>> start Input

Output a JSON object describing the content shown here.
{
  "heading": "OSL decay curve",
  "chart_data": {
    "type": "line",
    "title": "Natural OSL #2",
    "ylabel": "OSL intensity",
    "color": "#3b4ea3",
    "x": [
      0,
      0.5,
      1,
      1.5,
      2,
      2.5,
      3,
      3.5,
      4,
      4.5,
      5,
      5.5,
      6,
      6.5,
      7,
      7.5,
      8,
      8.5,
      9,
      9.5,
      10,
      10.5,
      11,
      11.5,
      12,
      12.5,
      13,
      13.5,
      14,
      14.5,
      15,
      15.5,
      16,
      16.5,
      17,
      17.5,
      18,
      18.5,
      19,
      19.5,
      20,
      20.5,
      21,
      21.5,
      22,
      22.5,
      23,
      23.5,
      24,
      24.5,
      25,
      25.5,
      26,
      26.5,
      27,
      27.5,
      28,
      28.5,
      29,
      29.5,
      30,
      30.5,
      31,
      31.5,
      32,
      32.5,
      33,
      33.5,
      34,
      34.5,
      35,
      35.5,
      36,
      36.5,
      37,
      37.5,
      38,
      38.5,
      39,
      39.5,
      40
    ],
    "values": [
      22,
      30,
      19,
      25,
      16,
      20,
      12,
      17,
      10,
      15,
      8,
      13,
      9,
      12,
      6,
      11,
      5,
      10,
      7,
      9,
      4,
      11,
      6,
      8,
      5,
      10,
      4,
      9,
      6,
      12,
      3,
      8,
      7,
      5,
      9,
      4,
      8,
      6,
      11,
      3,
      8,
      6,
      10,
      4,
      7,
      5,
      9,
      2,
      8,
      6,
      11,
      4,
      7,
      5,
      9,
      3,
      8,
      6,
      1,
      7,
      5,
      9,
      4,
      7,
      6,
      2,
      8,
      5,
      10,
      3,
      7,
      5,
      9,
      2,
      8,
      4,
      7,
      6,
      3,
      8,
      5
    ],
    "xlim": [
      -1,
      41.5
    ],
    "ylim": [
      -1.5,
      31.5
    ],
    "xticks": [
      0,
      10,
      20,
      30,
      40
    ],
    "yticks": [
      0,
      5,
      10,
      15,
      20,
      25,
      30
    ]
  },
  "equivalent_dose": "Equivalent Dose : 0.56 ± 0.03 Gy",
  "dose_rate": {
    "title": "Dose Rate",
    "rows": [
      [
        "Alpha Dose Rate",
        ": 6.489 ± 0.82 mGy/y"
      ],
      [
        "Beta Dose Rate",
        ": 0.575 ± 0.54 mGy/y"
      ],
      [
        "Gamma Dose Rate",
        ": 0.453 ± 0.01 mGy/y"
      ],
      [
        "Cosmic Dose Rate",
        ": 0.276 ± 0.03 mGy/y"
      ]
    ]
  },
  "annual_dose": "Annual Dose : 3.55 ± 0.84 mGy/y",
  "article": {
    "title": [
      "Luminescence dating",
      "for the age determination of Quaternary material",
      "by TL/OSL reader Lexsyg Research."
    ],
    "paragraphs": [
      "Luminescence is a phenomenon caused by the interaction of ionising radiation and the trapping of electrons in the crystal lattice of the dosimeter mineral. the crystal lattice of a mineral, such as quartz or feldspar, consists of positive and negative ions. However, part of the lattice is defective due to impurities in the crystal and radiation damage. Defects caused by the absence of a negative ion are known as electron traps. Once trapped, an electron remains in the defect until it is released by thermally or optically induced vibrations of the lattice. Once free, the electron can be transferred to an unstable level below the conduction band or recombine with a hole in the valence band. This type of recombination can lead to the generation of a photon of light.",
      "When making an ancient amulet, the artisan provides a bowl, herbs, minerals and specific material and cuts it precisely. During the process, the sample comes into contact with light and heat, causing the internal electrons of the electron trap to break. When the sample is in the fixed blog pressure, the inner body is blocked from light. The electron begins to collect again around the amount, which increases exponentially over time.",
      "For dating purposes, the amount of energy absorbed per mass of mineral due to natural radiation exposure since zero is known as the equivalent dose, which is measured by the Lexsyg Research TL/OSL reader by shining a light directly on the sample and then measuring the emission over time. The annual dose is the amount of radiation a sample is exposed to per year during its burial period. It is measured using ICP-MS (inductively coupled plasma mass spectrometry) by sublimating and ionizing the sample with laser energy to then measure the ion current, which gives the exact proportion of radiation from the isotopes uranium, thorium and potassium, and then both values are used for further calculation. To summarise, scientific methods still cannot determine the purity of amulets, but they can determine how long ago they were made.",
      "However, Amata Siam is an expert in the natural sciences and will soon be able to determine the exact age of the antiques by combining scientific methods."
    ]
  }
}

>> end Input

[Work to complete]
Repeat the entries above exactly, leaving nothing out.

[Reply]
Output a JSON object describing the content shown here.
{
  "heading": "OSL decay curve",
  "chart_data": {
    "type": "line",
    "title": "Natural OSL #2",
    "ylabel": "OSL intensity",
    "color": "#3b4ea3",
    "x": [
      0,
      0.5,
      1,
      1.5,
      2,
      2.5,
      3,
      3.5,
      4,
      4.5,
      5,
      5.5,
      6,
      6.5,
      7,
      7.5,
      8,
      8.5,
      9,
      9.5,
      10,
      10.5,
      11,
      11.5,
      12,
      12.5,
      13,
      13.5,
      14,
      14.5,
      15,
      15.5,
      16,
      16.5,
      17,
      17.5,
      18,
      18.5,
      19,
      19.5,
      20,
      20.5,
      21,
      21.5,
      22,
      22.5,
      23,
      23.5,
      24,
      24.5,
      25,
      25.5,
      26,
      26.5,
      27,
      27.5,
      28,
      28.5,
      29,
      29.5,
      30,
      30.5,
      31,
      31.5,
      32,
      32.5,
      33,
      33.5,
      34,
      34.5,
      35,
      35.5,
      36,
      36.5,
      37,
      37.5,
      38,
      38.5,
      39,
      39.5,
      40
    ],
    "values": [
      22,
      30,
      19,
      25,
      16,
      20,
      12,
      17,
      10,
      15,
      8,
      13,
      9,
      12,
      6,
      11,
      5,
      10,
      7,
      9,
      4,
      11,
      6,
      8,
      5,
      10,
      4,
      9,
      6,
      12,
      3,
      8,
      7,
      5,
      9,
      4,
      8,
      6,
      11,
      3,
      8,
      6,
      10,
      4,
      7,
      5,
      9,
      2,
      8,
      6,
      11,
      4,
      7,
      5,
      9,
      3,
      8,
      6,
      1,
      7,
      5,
      9,
      4,
      7,
      6,
      2,
      8,
      5,
      10,
      3,
      7,
      5,
      9,
      2,
      8,
      4,
      7,
      6,
      3,
      8,
      5
    ],
    "xlim": [
      -1,
      41.5
    ],
    "ylim": [
      -1.5,
      31.5
    ],
    "xticks": [
      0,
      10,
      20,
      30,
      40
    ],
    "yticks": [
      0,
      5,
      10,
      15,
      20,
      25,
      30
    ]
  },
  "equivalent_dose": "Equivalent Dose : 0.56 ± 0.03 Gy",
  "dose_rate": {
    "title": "Dose Rate",
    "rows": [
      [
        "Alpha Dose Rate",
        ": 6.489 ± 0.82 mGy/y"
      ],
      [
        "Beta Dose Rate",
        ": 0.575 ± 0.54 mGy/y"
      ],
      [
        "Gamma Dose Rate",
        ": 0.453 ± 0.01 mGy/y"
      ],
      [
        "Cosmic Dose Rate",
        ": 0.276 ± 0.03 mGy/y"
      ]
    ]
  },
  "annual_dose": "Annual Dose : 3.55 ± 0.84 mGy/y",
  "article": {
    "title": [
      "Luminescence dating",
      "for the age determination of Quaternary material",
      "by TL/OSL reader Lexsyg Research."
    ],
    "paragraphs": [
      "Luminescence is a phenomenon caused by the interaction of ionising radiation and the trapping of electrons in the crystal lattice of the dosimeter mineral. the crystal lattice of a mineral, such as quartz or feldspar, consists of positive and negative ions. However, part of the lattice is defective due to impurities in the crystal and radiation damage. Defects caused by the absence of a negative ion are known as electron traps. Once trapped, an electron remains in the defect until it is released by thermally or optically induced vibrations of the lattice. Once free, the electron can be transferred to an unstable level below the conduction band or recombine with a hole in the valence band. This type of recombination can lead to the generation of a photon of light.",
      "When making an ancient amulet, the artisan provides a bowl, herbs, minerals and specific material and cuts it precisely. During the process, the sample comes into contact with light and heat, causing the internal electrons of the electron trap to break. When the sample is in the fixed blog pressure, the inner body is blocked from light. The electron begins to collect again around the amount, which increases exponentially over time.",
      "For dating purposes, the amount of energy absorbed per mass of mineral due to natural radiation exposure since zero is known as the equivalent dose, which is measured by the Lexsyg Research TL/OSL reader by shining a light directly on the sample and then measuring the emission over time. The annual dose is the amount of radiation a sample is exposed to per year during its burial period. It is measured using ICP-MS (inductively coupled plasma mass spectrometry) by sublimating and ionizing the sample with laser energy to then measure the ion current, which gives the exact proportion of radiation from the isotopes uranium, thorium and potassium, and then both values are used for further calculation. To summarise, scientific methods still cannot determine the purity of amulets, but they can determine how long ago they were made.",
      "However, Amata Siam is an expert in the natural sciences and will soon be able to determine the exact age of the antiques by combining scientific methods."
    ]
  }
}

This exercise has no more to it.